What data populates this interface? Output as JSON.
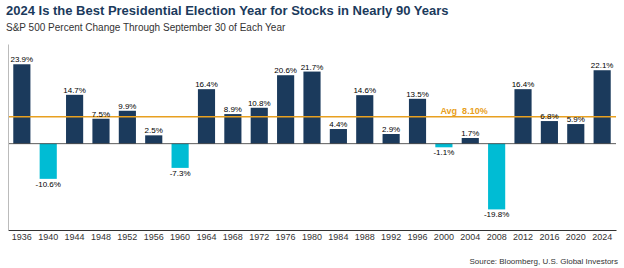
{
  "chart_data": {
    "type": "bar",
    "title": "2024 Is the Best Presidential Election Year for Stocks in Nearly 90 Years",
    "subtitle": "S&P 500 Percent Change Through September 30 of Each Year",
    "source": "Source: Bloomberg, U.S. Global Investors",
    "categories": [
      "1936",
      "1940",
      "1944",
      "1948",
      "1952",
      "1956",
      "1960",
      "1964",
      "1968",
      "1972",
      "1976",
      "1980",
      "1984",
      "1988",
      "1992",
      "1996",
      "2000",
      "2004",
      "2008",
      "2012",
      "2016",
      "2020",
      "2024"
    ],
    "values": [
      23.9,
      -10.6,
      14.7,
      7.5,
      9.9,
      2.5,
      -7.3,
      16.4,
      8.9,
      10.8,
      20.6,
      21.7,
      4.4,
      14.6,
      2.9,
      13.5,
      -1.1,
      1.7,
      -19.8,
      16.4,
      6.8,
      5.9,
      22.1
    ],
    "value_labels": [
      "23.9%",
      "-10.6%",
      "14.7%",
      "7.5%",
      "9.9%",
      "2.5%",
      "-7.3%",
      "16.4%",
      "8.9%",
      "10.8%",
      "20.6%",
      "21.7%",
      "4.4%",
      "14.6%",
      "2.9%",
      "13.5%",
      "-1.1%",
      "1.7%",
      "-19.8%",
      "16.4%",
      "6.8%",
      "5.9%",
      "22.1%"
    ],
    "colors": [
      "#1b3a5c",
      "#00bcd4",
      "#1b3a5c",
      "#1b3a5c",
      "#1b3a5c",
      "#1b3a5c",
      "#00bcd4",
      "#1b3a5c",
      "#1b3a5c",
      "#1b3a5c",
      "#1b3a5c",
      "#1b3a5c",
      "#1b3a5c",
      "#1b3a5c",
      "#1b3a5c",
      "#1b3a5c",
      "#00bcd4",
      "#1b3a5c",
      "#00bcd4",
      "#1b3a5c",
      "#1b3a5c",
      "#1b3a5c",
      "#1b3a5c"
    ],
    "average": {
      "value": 8.1,
      "label": "Avg  8.10%",
      "color": "#e8a020"
    },
    "ylim": [
      -26,
      30
    ],
    "data_labels": true,
    "tick_labels": "x",
    "grid": false
  }
}
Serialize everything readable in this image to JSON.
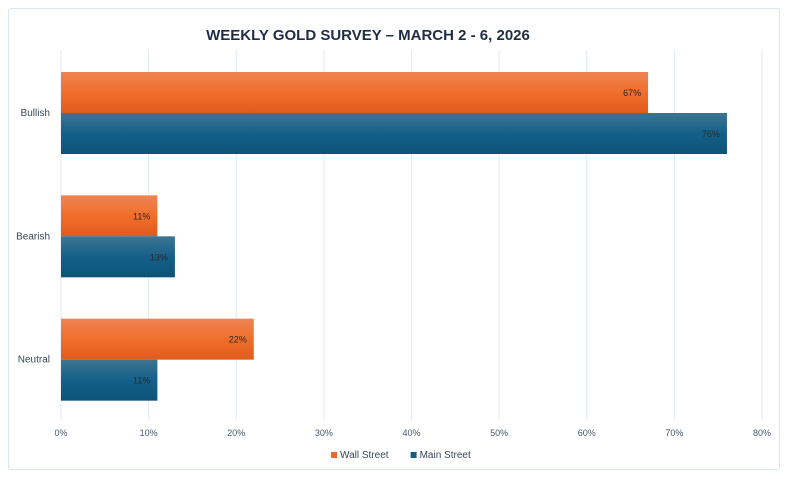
{
  "chart_data": {
    "type": "bar",
    "orientation": "horizontal",
    "title": "WEEKLY GOLD SURVEY – MARCH 2 - 6, 2026",
    "categories": [
      "Bullish",
      "Bearish",
      "Neutral"
    ],
    "series": [
      {
        "name": "Wall Street",
        "values": [
          67,
          11,
          22
        ],
        "labels": [
          "67%",
          "11%",
          "22%"
        ],
        "color": "#ec6a2c"
      },
      {
        "name": "Main Street",
        "values": [
          76,
          13,
          11
        ],
        "labels": [
          "76%",
          "13%",
          "11%"
        ],
        "color": "#165d82"
      }
    ],
    "xlim": [
      0,
      80
    ],
    "xticks": [
      0,
      10,
      20,
      30,
      40,
      50,
      60,
      70,
      80
    ],
    "xtick_labels": [
      "0%",
      "10%",
      "20%",
      "30%",
      "40%",
      "50%",
      "60%",
      "70%",
      "80%"
    ],
    "xlabel": "",
    "ylabel": "",
    "grid": "vertical",
    "legend": "bottom"
  }
}
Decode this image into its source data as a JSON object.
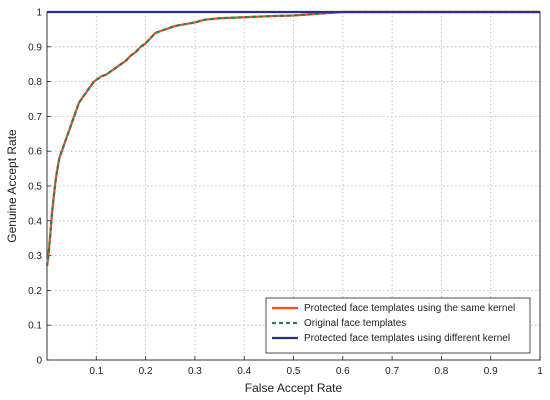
{
  "chart_data": {
    "type": "line",
    "title": "",
    "xlabel": "False Accept Rate",
    "ylabel": "Genuine Accept Rate",
    "xlim": [
      0,
      1
    ],
    "ylim": [
      0,
      1
    ],
    "x_ticks": [
      "0.1",
      "0.2",
      "0.3",
      "0.4",
      "0.5",
      "0.6",
      "0.7",
      "0.8",
      "0.9",
      "1"
    ],
    "x_tick_values": [
      0.1,
      0.2,
      0.3,
      0.4,
      0.5,
      0.6,
      0.7,
      0.8,
      0.9,
      1.0
    ],
    "y_ticks": [
      "0",
      "0.1",
      "0.2",
      "0.3",
      "0.4",
      "0.5",
      "0.6",
      "0.7",
      "0.8",
      "0.9",
      "1"
    ],
    "y_tick_values": [
      0,
      0.1,
      0.2,
      0.3,
      0.4,
      0.5,
      0.6,
      0.7,
      0.8,
      0.9,
      1.0
    ],
    "grid": true,
    "legend_position": "bottom-right",
    "series": [
      {
        "name": "Protected face templates using the same kernel",
        "color": "#ff4a1c",
        "dash": "solid",
        "x": [
          0,
          0.003,
          0.006,
          0.01,
          0.013,
          0.017,
          0.02,
          0.025,
          0.03,
          0.035,
          0.04,
          0.045,
          0.05,
          0.055,
          0.06,
          0.065,
          0.07,
          0.075,
          0.08,
          0.085,
          0.09,
          0.095,
          0.1,
          0.11,
          0.12,
          0.13,
          0.14,
          0.15,
          0.16,
          0.17,
          0.18,
          0.19,
          0.2,
          0.21,
          0.22,
          0.23,
          0.24,
          0.25,
          0.26,
          0.28,
          0.3,
          0.32,
          0.35,
          0.4,
          0.45,
          0.5,
          0.55,
          0.6,
          0.62,
          1.0
        ],
        "y": [
          0.27,
          0.3,
          0.35,
          0.42,
          0.46,
          0.51,
          0.54,
          0.58,
          0.6,
          0.62,
          0.64,
          0.66,
          0.68,
          0.7,
          0.72,
          0.74,
          0.75,
          0.76,
          0.77,
          0.78,
          0.79,
          0.8,
          0.805,
          0.815,
          0.82,
          0.83,
          0.84,
          0.85,
          0.86,
          0.875,
          0.885,
          0.9,
          0.91,
          0.925,
          0.94,
          0.945,
          0.95,
          0.955,
          0.96,
          0.965,
          0.97,
          0.978,
          0.982,
          0.985,
          0.988,
          0.99,
          0.995,
          1.0,
          1.0,
          1.0
        ]
      },
      {
        "name": "Original face templates",
        "color": "#2e7d5b",
        "dash": "dashed",
        "x": [
          0,
          0.003,
          0.006,
          0.01,
          0.013,
          0.017,
          0.02,
          0.025,
          0.03,
          0.035,
          0.04,
          0.045,
          0.05,
          0.055,
          0.06,
          0.065,
          0.07,
          0.075,
          0.08,
          0.085,
          0.09,
          0.095,
          0.1,
          0.11,
          0.12,
          0.13,
          0.14,
          0.15,
          0.16,
          0.17,
          0.18,
          0.19,
          0.2,
          0.21,
          0.22,
          0.23,
          0.24,
          0.25,
          0.26,
          0.28,
          0.3,
          0.32,
          0.35,
          0.4,
          0.45,
          0.5,
          0.55,
          0.6,
          0.62,
          1.0
        ],
        "y": [
          0.27,
          0.3,
          0.35,
          0.42,
          0.46,
          0.51,
          0.54,
          0.58,
          0.6,
          0.62,
          0.64,
          0.66,
          0.68,
          0.7,
          0.72,
          0.74,
          0.75,
          0.76,
          0.77,
          0.78,
          0.79,
          0.8,
          0.805,
          0.815,
          0.82,
          0.83,
          0.84,
          0.85,
          0.86,
          0.875,
          0.885,
          0.9,
          0.91,
          0.925,
          0.94,
          0.945,
          0.95,
          0.955,
          0.96,
          0.965,
          0.97,
          0.978,
          0.982,
          0.985,
          0.988,
          0.99,
          0.995,
          1.0,
          1.0,
          1.0
        ]
      },
      {
        "name": "Protected face templates using different kernel",
        "color": "#2b2f8f",
        "dash": "solid",
        "x": [
          0,
          1.0
        ],
        "y": [
          1.0,
          1.0
        ]
      }
    ]
  }
}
· · · · ·
Your answer should be a single number: the count of lines holding the word "Year".

2